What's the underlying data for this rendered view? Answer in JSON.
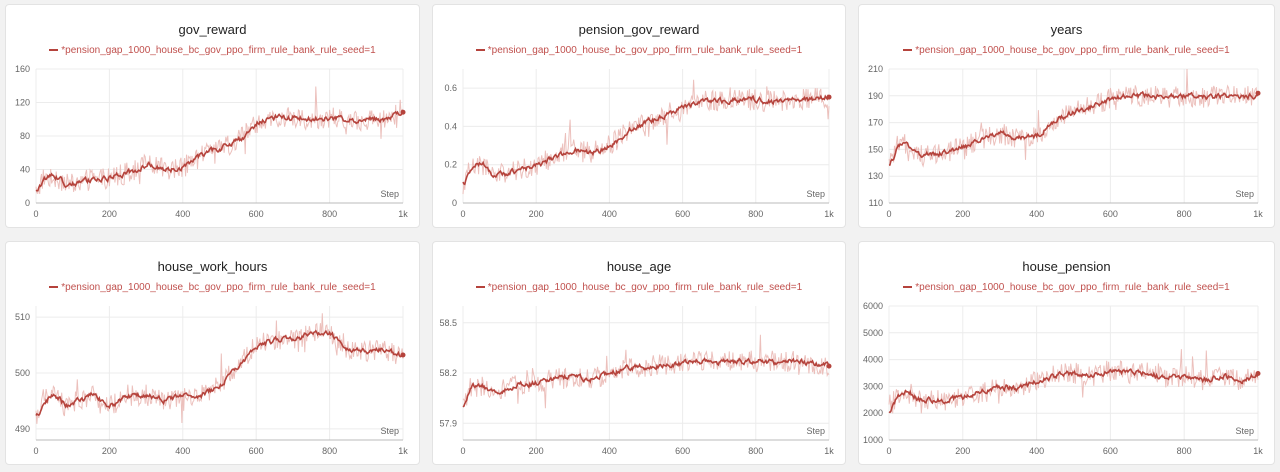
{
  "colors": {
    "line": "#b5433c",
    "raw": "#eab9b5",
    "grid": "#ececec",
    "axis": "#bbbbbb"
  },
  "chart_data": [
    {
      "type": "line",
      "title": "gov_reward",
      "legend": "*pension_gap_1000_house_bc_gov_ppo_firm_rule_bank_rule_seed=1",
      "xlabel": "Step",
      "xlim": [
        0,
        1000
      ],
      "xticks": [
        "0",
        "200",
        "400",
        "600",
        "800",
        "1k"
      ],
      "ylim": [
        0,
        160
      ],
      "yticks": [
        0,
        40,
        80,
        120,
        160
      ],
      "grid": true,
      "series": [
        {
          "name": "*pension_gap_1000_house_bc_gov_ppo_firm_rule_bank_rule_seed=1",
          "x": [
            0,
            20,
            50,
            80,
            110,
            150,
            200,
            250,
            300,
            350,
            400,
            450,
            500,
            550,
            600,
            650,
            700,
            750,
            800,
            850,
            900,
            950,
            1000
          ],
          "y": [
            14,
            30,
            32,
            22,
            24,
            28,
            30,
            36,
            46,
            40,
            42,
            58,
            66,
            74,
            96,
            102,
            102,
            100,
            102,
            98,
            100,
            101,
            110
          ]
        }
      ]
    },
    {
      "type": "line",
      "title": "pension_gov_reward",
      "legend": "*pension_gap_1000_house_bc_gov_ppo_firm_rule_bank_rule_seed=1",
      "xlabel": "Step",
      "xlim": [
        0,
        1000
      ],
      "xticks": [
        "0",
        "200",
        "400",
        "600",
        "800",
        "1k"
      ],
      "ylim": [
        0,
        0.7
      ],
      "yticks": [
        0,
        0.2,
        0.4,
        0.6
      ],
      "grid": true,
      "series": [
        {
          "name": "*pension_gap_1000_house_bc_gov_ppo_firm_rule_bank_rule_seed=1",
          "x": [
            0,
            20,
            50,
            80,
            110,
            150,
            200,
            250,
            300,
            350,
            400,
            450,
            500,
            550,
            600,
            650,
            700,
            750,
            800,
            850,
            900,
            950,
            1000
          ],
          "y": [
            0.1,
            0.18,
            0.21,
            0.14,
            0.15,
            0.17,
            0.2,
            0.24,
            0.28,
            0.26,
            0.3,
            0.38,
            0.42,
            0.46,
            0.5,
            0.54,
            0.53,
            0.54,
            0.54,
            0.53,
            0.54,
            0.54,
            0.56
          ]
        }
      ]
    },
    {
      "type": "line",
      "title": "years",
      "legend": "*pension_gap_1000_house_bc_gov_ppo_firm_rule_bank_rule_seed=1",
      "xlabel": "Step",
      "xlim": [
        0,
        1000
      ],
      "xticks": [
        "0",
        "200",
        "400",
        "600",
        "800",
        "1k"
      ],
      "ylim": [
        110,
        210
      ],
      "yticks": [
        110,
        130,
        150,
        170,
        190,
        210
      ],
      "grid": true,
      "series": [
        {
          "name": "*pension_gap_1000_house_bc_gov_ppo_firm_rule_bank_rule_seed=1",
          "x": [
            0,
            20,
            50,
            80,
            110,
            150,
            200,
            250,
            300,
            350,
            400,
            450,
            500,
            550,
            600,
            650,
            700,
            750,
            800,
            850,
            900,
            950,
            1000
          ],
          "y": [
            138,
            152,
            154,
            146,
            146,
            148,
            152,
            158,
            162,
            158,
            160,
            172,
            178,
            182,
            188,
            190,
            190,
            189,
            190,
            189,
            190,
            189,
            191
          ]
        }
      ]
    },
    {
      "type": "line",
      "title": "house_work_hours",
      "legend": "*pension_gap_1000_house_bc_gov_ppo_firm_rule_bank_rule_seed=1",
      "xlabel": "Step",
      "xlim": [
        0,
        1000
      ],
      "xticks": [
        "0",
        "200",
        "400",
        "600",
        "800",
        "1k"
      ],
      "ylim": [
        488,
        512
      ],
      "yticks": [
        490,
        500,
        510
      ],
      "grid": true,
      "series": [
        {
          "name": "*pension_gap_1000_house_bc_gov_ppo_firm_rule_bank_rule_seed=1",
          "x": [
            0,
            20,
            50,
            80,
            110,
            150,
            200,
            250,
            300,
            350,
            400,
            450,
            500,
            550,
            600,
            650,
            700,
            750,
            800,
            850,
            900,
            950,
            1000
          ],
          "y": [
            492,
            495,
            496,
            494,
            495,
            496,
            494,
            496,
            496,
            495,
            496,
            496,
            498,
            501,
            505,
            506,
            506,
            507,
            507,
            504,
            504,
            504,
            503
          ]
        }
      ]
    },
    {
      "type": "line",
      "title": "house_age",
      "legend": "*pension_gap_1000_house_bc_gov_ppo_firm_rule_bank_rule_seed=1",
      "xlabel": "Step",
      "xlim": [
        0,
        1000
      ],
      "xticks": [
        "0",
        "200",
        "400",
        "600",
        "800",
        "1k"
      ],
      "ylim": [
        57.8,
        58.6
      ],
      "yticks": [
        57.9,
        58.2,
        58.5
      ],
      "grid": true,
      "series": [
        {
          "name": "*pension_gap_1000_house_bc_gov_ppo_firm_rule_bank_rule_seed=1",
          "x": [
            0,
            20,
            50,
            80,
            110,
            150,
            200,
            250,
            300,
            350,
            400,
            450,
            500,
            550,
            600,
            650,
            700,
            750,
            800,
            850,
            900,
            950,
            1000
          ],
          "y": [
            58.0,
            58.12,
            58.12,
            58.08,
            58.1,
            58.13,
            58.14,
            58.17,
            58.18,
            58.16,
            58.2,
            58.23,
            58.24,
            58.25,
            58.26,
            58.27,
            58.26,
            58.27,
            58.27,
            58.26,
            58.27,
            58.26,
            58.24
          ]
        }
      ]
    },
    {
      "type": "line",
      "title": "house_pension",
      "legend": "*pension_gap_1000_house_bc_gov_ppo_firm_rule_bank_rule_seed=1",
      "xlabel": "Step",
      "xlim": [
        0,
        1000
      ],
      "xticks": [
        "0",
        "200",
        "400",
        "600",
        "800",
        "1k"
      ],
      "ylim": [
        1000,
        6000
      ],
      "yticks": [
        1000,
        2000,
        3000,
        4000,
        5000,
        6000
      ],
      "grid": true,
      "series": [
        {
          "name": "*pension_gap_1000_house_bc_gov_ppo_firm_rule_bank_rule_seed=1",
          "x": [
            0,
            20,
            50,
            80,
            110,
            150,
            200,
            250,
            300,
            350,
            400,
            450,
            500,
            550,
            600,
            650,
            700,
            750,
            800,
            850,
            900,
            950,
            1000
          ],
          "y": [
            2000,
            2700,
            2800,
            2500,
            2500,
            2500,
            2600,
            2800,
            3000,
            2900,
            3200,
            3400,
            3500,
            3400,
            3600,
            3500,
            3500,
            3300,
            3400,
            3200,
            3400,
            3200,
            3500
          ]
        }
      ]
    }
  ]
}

#####

**Requirement:** Return the material exactly as given, apart from the pictures.

**Problem solution:**
What's the underlying data for this rendered view? Answer in JSON.
{
  "colors": {
    "line": "#b5433c",
    "raw": "#eab9b5",
    "grid": "#ececec",
    "axis": "#bbbbbb"
  },
  "chart_data": [
    {
      "type": "line",
      "title": "gov_reward",
      "legend": "*pension_gap_1000_house_bc_gov_ppo_firm_rule_bank_rule_seed=1",
      "xlabel": "Step",
      "xlim": [
        0,
        1000
      ],
      "xticks": [
        "0",
        "200",
        "400",
        "600",
        "800",
        "1k"
      ],
      "ylim": [
        0,
        160
      ],
      "yticks": [
        0,
        40,
        80,
        120,
        160
      ],
      "grid": true,
      "series": [
        {
          "name": "*pension_gap_1000_house_bc_gov_ppo_firm_rule_bank_rule_seed=1",
          "x": [
            0,
            20,
            50,
            80,
            110,
            150,
            200,
            250,
            300,
            350,
            400,
            450,
            500,
            550,
            600,
            650,
            700,
            750,
            800,
            850,
            900,
            950,
            1000
          ],
          "y": [
            14,
            30,
            32,
            22,
            24,
            28,
            30,
            36,
            46,
            40,
            42,
            58,
            66,
            74,
            96,
            102,
            102,
            100,
            102,
            98,
            100,
            101,
            110
          ]
        }
      ]
    },
    {
      "type": "line",
      "title": "pension_gov_reward",
      "legend": "*pension_gap_1000_house_bc_gov_ppo_firm_rule_bank_rule_seed=1",
      "xlabel": "Step",
      "xlim": [
        0,
        1000
      ],
      "xticks": [
        "0",
        "200",
        "400",
        "600",
        "800",
        "1k"
      ],
      "ylim": [
        0,
        0.7
      ],
      "yticks": [
        0,
        0.2,
        0.4,
        0.6
      ],
      "grid": true,
      "series": [
        {
          "name": "*pension_gap_1000_house_bc_gov_ppo_firm_rule_bank_rule_seed=1",
          "x": [
            0,
            20,
            50,
            80,
            110,
            150,
            200,
            250,
            300,
            350,
            400,
            450,
            500,
            550,
            600,
            650,
            700,
            750,
            800,
            850,
            900,
            950,
            1000
          ],
          "y": [
            0.1,
            0.18,
            0.21,
            0.14,
            0.15,
            0.17,
            0.2,
            0.24,
            0.28,
            0.26,
            0.3,
            0.38,
            0.42,
            0.46,
            0.5,
            0.54,
            0.53,
            0.54,
            0.54,
            0.53,
            0.54,
            0.54,
            0.56
          ]
        }
      ]
    },
    {
      "type": "line",
      "title": "years",
      "legend": "*pension_gap_1000_house_bc_gov_ppo_firm_rule_bank_rule_seed=1",
      "xlabel": "Step",
      "xlim": [
        0,
        1000
      ],
      "xticks": [
        "0",
        "200",
        "400",
        "600",
        "800",
        "1k"
      ],
      "ylim": [
        110,
        210
      ],
      "yticks": [
        110,
        130,
        150,
        170,
        190,
        210
      ],
      "grid": true,
      "series": [
        {
          "name": "*pension_gap_1000_house_bc_gov_ppo_firm_rule_bank_rule_seed=1",
          "x": [
            0,
            20,
            50,
            80,
            110,
            150,
            200,
            250,
            300,
            350,
            400,
            450,
            500,
            550,
            600,
            650,
            700,
            750,
            800,
            850,
            900,
            950,
            1000
          ],
          "y": [
            138,
            152,
            154,
            146,
            146,
            148,
            152,
            158,
            162,
            158,
            160,
            172,
            178,
            182,
            188,
            190,
            190,
            189,
            190,
            189,
            190,
            189,
            191
          ]
        }
      ]
    },
    {
      "type": "line",
      "title": "house_work_hours",
      "legend": "*pension_gap_1000_house_bc_gov_ppo_firm_rule_bank_rule_seed=1",
      "xlabel": "Step",
      "xlim": [
        0,
        1000
      ],
      "xticks": [
        "0",
        "200",
        "400",
        "600",
        "800",
        "1k"
      ],
      "ylim": [
        488,
        512
      ],
      "yticks": [
        490,
        500,
        510
      ],
      "grid": true,
      "series": [
        {
          "name": "*pension_gap_1000_house_bc_gov_ppo_firm_rule_bank_rule_seed=1",
          "x": [
            0,
            20,
            50,
            80,
            110,
            150,
            200,
            250,
            300,
            350,
            400,
            450,
            500,
            550,
            600,
            650,
            700,
            750,
            800,
            850,
            900,
            950,
            1000
          ],
          "y": [
            492,
            495,
            496,
            494,
            495,
            496,
            494,
            496,
            496,
            495,
            496,
            496,
            498,
            501,
            505,
            506,
            506,
            507,
            507,
            504,
            504,
            504,
            503
          ]
        }
      ]
    },
    {
      "type": "line",
      "title": "house_age",
      "legend": "*pension_gap_1000_house_bc_gov_ppo_firm_rule_bank_rule_seed=1",
      "xlabel": "Step",
      "xlim": [
        0,
        1000
      ],
      "xticks": [
        "0",
        "200",
        "400",
        "600",
        "800",
        "1k"
      ],
      "ylim": [
        57.8,
        58.6
      ],
      "yticks": [
        57.9,
        58.2,
        58.5
      ],
      "grid": true,
      "series": [
        {
          "name": "*pension_gap_1000_house_bc_gov_ppo_firm_rule_bank_rule_seed=1",
          "x": [
            0,
            20,
            50,
            80,
            110,
            150,
            200,
            250,
            300,
            350,
            400,
            450,
            500,
            550,
            600,
            650,
            700,
            750,
            800,
            850,
            900,
            950,
            1000
          ],
          "y": [
            58.0,
            58.12,
            58.12,
            58.08,
            58.1,
            58.13,
            58.14,
            58.17,
            58.18,
            58.16,
            58.2,
            58.23,
            58.24,
            58.25,
            58.26,
            58.27,
            58.26,
            58.27,
            58.27,
            58.26,
            58.27,
            58.26,
            58.24
          ]
        }
      ]
    },
    {
      "type": "line",
      "title": "house_pension",
      "legend": "*pension_gap_1000_house_bc_gov_ppo_firm_rule_bank_rule_seed=1",
      "xlabel": "Step",
      "xlim": [
        0,
        1000
      ],
      "xticks": [
        "0",
        "200",
        "400",
        "600",
        "800",
        "1k"
      ],
      "ylim": [
        1000,
        6000
      ],
      "yticks": [
        1000,
        2000,
        3000,
        4000,
        5000,
        6000
      ],
      "grid": true,
      "series": [
        {
          "name": "*pension_gap_1000_house_bc_gov_ppo_firm_rule_bank_rule_seed=1",
          "x": [
            0,
            20,
            50,
            80,
            110,
            150,
            200,
            250,
            300,
            350,
            400,
            450,
            500,
            550,
            600,
            650,
            700,
            750,
            800,
            850,
            900,
            950,
            1000
          ],
          "y": [
            2000,
            2700,
            2800,
            2500,
            2500,
            2500,
            2600,
            2800,
            3000,
            2900,
            3200,
            3400,
            3500,
            3400,
            3600,
            3500,
            3500,
            3300,
            3400,
            3200,
            3400,
            3200,
            3500
          ]
        }
      ]
    }
  ]
}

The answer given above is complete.